──────── Information shown ────────

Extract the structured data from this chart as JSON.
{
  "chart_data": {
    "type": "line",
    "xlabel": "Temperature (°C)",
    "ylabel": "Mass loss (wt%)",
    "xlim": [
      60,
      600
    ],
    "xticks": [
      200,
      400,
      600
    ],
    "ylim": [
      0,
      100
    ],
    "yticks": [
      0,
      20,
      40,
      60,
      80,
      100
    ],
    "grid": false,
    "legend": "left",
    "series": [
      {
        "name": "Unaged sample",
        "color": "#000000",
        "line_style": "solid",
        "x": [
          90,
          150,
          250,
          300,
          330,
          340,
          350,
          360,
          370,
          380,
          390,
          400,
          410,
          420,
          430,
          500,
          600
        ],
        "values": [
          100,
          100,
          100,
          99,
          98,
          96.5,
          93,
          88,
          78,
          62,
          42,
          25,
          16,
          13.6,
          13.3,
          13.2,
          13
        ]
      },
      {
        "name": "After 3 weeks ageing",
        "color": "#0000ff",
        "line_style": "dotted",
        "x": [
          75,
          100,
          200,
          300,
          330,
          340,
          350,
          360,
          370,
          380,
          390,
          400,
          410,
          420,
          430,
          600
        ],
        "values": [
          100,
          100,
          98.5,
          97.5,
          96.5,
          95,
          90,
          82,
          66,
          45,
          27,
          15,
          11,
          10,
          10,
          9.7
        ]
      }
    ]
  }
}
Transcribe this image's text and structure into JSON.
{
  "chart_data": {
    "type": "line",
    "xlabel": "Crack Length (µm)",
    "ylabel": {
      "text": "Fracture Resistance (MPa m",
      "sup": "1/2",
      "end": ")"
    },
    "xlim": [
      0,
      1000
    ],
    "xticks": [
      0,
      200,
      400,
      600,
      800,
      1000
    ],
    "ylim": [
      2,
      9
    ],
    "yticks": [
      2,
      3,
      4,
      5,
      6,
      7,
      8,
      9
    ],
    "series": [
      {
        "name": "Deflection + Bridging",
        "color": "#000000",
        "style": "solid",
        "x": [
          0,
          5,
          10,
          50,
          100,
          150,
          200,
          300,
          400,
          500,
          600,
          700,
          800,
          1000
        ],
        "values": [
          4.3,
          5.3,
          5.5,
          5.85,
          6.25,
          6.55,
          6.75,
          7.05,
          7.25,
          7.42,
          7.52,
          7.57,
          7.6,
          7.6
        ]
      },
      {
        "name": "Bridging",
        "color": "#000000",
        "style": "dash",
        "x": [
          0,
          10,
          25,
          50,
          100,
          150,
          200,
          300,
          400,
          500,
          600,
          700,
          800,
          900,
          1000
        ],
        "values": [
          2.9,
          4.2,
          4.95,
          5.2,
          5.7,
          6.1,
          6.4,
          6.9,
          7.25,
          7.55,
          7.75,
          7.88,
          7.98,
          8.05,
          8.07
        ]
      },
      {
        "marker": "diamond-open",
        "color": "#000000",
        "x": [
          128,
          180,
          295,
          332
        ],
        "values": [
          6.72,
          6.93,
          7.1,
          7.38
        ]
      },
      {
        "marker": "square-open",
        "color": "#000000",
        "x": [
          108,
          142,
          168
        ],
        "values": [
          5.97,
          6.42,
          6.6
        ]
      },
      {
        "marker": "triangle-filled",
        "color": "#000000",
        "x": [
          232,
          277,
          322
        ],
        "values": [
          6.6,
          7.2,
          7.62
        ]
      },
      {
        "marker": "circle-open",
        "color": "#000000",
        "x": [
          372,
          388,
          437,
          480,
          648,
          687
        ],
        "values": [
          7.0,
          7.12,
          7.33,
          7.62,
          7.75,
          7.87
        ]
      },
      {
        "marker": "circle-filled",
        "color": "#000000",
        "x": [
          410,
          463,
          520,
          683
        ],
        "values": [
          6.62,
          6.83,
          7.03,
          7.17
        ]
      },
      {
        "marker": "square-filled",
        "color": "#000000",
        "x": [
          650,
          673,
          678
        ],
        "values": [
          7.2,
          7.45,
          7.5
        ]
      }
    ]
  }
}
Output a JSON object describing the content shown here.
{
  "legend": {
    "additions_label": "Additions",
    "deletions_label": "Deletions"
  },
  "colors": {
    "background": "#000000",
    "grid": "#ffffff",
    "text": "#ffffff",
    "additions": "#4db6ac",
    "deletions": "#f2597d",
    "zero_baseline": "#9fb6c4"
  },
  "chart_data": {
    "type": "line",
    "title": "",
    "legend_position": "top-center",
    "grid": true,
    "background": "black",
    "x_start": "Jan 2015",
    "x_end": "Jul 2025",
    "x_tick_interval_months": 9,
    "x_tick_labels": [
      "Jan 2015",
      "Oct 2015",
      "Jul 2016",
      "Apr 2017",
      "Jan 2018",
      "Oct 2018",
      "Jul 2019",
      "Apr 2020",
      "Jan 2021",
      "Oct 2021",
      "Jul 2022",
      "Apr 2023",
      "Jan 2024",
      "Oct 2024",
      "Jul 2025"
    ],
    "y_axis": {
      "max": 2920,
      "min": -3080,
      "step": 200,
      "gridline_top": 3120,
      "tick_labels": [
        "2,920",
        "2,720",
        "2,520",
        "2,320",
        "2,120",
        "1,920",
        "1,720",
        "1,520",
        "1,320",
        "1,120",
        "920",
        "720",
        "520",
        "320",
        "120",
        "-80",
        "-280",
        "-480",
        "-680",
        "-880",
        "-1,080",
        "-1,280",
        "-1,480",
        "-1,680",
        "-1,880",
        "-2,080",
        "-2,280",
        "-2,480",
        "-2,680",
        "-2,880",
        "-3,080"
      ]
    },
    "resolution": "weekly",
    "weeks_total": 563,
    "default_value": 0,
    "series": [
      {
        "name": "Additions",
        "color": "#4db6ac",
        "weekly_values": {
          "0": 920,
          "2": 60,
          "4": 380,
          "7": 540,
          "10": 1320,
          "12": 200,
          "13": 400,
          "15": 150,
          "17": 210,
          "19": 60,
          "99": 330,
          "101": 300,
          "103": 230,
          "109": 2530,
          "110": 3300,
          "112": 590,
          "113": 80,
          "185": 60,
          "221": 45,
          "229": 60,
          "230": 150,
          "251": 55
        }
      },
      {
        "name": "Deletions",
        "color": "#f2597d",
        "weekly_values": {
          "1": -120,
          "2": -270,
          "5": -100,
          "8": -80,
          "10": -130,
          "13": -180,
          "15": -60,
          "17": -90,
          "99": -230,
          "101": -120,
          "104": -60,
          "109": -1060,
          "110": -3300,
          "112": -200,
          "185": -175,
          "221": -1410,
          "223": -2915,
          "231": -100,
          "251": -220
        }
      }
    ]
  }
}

────────

> **Task to carry out**:
Exactly as written, please output every entry.

> **Expected answer**:
Extract the structured data from this chart as JSON.
{
  "chart_data": {
    "type": "line",
    "xlabel": "Temperature (°C)",
    "ylabel": "Mass loss (wt%)",
    "xlim": [
      60,
      600
    ],
    "xticks": [
      200,
      400,
      600
    ],
    "ylim": [
      0,
      100
    ],
    "yticks": [
      0,
      20,
      40,
      60,
      80,
      100
    ],
    "grid": false,
    "legend": "left",
    "series": [
      {
        "name": "Unaged sample",
        "color": "#000000",
        "line_style": "solid",
        "x": [
          90,
          150,
          250,
          300,
          330,
          340,
          350,
          360,
          370,
          380,
          390,
          400,
          410,
          420,
          430,
          500,
          600
        ],
        "values": [
          100,
          100,
          100,
          99,
          98,
          96.5,
          93,
          88,
          78,
          62,
          42,
          25,
          16,
          13.6,
          13.3,
          13.2,
          13
        ]
      },
      {
        "name": "After 3 weeks ageing",
        "color": "#0000ff",
        "line_style": "dotted",
        "x": [
          75,
          100,
          200,
          300,
          330,
          340,
          350,
          360,
          370,
          380,
          390,
          400,
          410,
          420,
          430,
          600
        ],
        "values": [
          100,
          100,
          98.5,
          97.5,
          96.5,
          95,
          90,
          82,
          66,
          45,
          27,
          15,
          11,
          10,
          10,
          9.7
        ]
      }
    ]
  }
}
Transcribe this image's text and structure into JSON.
{
  "chart_data": {
    "type": "line",
    "xlabel": "Crack Length (µm)",
    "ylabel": {
      "text": "Fracture Resistance (MPa m",
      "sup": "1/2",
      "end": ")"
    },
    "xlim": [
      0,
      1000
    ],
    "xticks": [
      0,
      200,
      400,
      600,
      800,
      1000
    ],
    "ylim": [
      2,
      9
    ],
    "yticks": [
      2,
      3,
      4,
      5,
      6,
      7,
      8,
      9
    ],
    "series": [
      {
        "name": "Deflection + Bridging",
        "color": "#000000",
        "style": "solid",
        "x": [
          0,
          5,
          10,
          50,
          100,
          150,
          200,
          300,
          400,
          500,
          600,
          700,
          800,
          1000
        ],
        "values": [
          4.3,
          5.3,
          5.5,
          5.85,
          6.25,
          6.55,
          6.75,
          7.05,
          7.25,
          7.42,
          7.52,
          7.57,
          7.6,
          7.6
        ]
      },
      {
        "name": "Bridging",
        "color": "#000000",
        "style": "dash",
        "x": [
          0,
          10,
          25,
          50,
          100,
          150,
          200,
          300,
          400,
          500,
          600,
          700,
          800,
          900,
          1000
        ],
        "values": [
          2.9,
          4.2,
          4.95,
          5.2,
          5.7,
          6.1,
          6.4,
          6.9,
          7.25,
          7.55,
          7.75,
          7.88,
          7.98,
          8.05,
          8.07
        ]
      },
      {
        "marker": "diamond-open",
        "color": "#000000",
        "x": [
          128,
          180,
          295,
          332
        ],
        "values": [
          6.72,
          6.93,
          7.1,
          7.38
        ]
      },
      {
        "marker": "square-open",
        "color": "#000000",
        "x": [
          108,
          142,
          168
        ],
        "values": [
          5.97,
          6.42,
          6.6
        ]
      },
      {
        "marker": "triangle-filled",
        "color": "#000000",
        "x": [
          232,
          277,
          322
        ],
        "values": [
          6.6,
          7.2,
          7.62
        ]
      },
      {
        "marker": "circle-open",
        "color": "#000000",
        "x": [
          372,
          388,
          437,
          480,
          648,
          687
        ],
        "values": [
          7.0,
          7.12,
          7.33,
          7.62,
          7.75,
          7.87
        ]
      },
      {
        "marker": "circle-filled",
        "color": "#000000",
        "x": [
          410,
          463,
          520,
          683
        ],
        "values": [
          6.62,
          6.83,
          7.03,
          7.17
        ]
      },
      {
        "marker": "square-filled",
        "color": "#000000",
        "x": [
          650,
          673,
          678
        ],
        "values": [
          7.2,
          7.45,
          7.5
        ]
      }
    ]
  }
}
Output a JSON object describing the content shown here.
{
  "legend": {
    "additions_label": "Additions",
    "deletions_label": "Deletions"
  },
  "colors": {
    "background": "#000000",
    "grid": "#ffffff",
    "text": "#ffffff",
    "additions": "#4db6ac",
    "deletions": "#f2597d",
    "zero_baseline": "#9fb6c4"
  },
  "chart_data": {
    "type": "line",
    "title": "",
    "legend_position": "top-center",
    "grid": true,
    "background": "black",
    "x_start": "Jan 2015",
    "x_end": "Jul 2025",
    "x_tick_interval_months": 9,
    "x_tick_labels": [
      "Jan 2015",
      "Oct 2015",
      "Jul 2016",
      "Apr 2017",
      "Jan 2018",
      "Oct 2018",
      "Jul 2019",
      "Apr 2020",
      "Jan 2021",
      "Oct 2021",
      "Jul 2022",
      "Apr 2023",
      "Jan 2024",
      "Oct 2024",
      "Jul 2025"
    ],
    "y_axis": {
      "max": 2920,
      "min": -3080,
      "step": 200,
      "gridline_top": 3120,
      "tick_labels": [
        "2,920",
        "2,720",
        "2,520",
        "2,320",
        "2,120",
        "1,920",
        "1,720",
        "1,520",
        "1,320",
        "1,120",
        "920",
        "720",
        "520",
        "320",
        "120",
        "-80",
        "-280",
        "-480",
        "-680",
        "-880",
        "-1,080",
        "-1,280",
        "-1,480",
        "-1,680",
        "-1,880",
        "-2,080",
        "-2,280",
        "-2,480",
        "-2,680",
        "-2,880",
        "-3,080"
      ]
    },
    "resolution": "weekly",
    "weeks_total": 563,
    "default_value": 0,
    "series": [
      {
        "name": "Additions",
        "color": "#4db6ac",
        "weekly_values": {
          "0": 920,
          "2": 60,
          "4": 380,
          "7": 540,
          "10": 1320,
          "12": 200,
          "13": 400,
          "15": 150,
          "17": 210,
          "19": 60,
          "99": 330,
          "101": 300,
          "103": 230,
          "109": 2530,
          "110": 3300,
          "112": 590,
          "113": 80,
          "185": 60,
          "221": 45,
          "229": 60,
          "230": 150,
          "251": 55
        }
      },
      {
        "name": "Deletions",
        "color": "#f2597d",
        "weekly_values": {
          "1": -120,
          "2": -270,
          "5": -100,
          "8": -80,
          "10": -130,
          "13": -180,
          "15": -60,
          "17": -90,
          "99": -230,
          "101": -120,
          "104": -60,
          "109": -1060,
          "110": -3300,
          "112": -200,
          "185": -175,
          "221": -1410,
          "223": -2915,
          "231": -100,
          "251": -220
        }
      }
    ]
  }
}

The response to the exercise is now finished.